━━ Excerpted records
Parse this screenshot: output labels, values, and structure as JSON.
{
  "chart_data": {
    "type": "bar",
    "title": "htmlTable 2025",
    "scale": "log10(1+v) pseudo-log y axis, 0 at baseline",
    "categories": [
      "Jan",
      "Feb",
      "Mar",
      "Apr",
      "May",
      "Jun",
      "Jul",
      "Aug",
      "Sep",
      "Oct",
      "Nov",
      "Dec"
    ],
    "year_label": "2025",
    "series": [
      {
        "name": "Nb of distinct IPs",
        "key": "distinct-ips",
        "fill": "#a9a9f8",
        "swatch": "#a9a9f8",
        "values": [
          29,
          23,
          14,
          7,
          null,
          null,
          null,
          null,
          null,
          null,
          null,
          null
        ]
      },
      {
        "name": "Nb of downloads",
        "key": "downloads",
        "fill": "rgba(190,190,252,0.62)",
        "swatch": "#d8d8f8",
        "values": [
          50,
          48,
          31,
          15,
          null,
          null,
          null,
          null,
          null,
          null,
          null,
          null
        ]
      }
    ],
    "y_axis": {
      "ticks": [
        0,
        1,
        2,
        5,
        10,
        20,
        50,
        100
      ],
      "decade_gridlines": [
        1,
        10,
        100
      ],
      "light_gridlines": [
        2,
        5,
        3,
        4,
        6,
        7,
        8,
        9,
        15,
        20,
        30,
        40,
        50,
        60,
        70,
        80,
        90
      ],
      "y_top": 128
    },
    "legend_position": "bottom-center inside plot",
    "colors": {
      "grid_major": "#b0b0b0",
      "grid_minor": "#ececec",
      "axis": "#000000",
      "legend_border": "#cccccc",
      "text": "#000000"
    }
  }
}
━━━━
# The request
Recopy the entries above exactly, with every line included.

# Worked solution
Parse this screenshot: output labels, values, and structure as JSON.
{
  "chart_data": {
    "type": "bar",
    "title": "htmlTable 2025",
    "scale": "log10(1+v) pseudo-log y axis, 0 at baseline",
    "categories": [
      "Jan",
      "Feb",
      "Mar",
      "Apr",
      "May",
      "Jun",
      "Jul",
      "Aug",
      "Sep",
      "Oct",
      "Nov",
      "Dec"
    ],
    "year_label": "2025",
    "series": [
      {
        "name": "Nb of distinct IPs",
        "key": "distinct-ips",
        "fill": "#a9a9f8",
        "swatch": "#a9a9f8",
        "values": [
          29,
          23,
          14,
          7,
          null,
          null,
          null,
          null,
          null,
          null,
          null,
          null
        ]
      },
      {
        "name": "Nb of downloads",
        "key": "downloads",
        "fill": "rgba(190,190,252,0.62)",
        "swatch": "#d8d8f8",
        "values": [
          50,
          48,
          31,
          15,
          null,
          null,
          null,
          null,
          null,
          null,
          null,
          null
        ]
      }
    ],
    "y_axis": {
      "ticks": [
        0,
        1,
        2,
        5,
        10,
        20,
        50,
        100
      ],
      "decade_gridlines": [
        1,
        10,
        100
      ],
      "light_gridlines": [
        2,
        5,
        3,
        4,
        6,
        7,
        8,
        9,
        15,
        20,
        30,
        40,
        50,
        60,
        70,
        80,
        90
      ],
      "y_top": 128
    },
    "legend_position": "bottom-center inside plot",
    "colors": {
      "grid_major": "#b0b0b0",
      "grid_minor": "#ececec",
      "axis": "#000000",
      "legend_border": "#cccccc",
      "text": "#000000"
    }
  }
}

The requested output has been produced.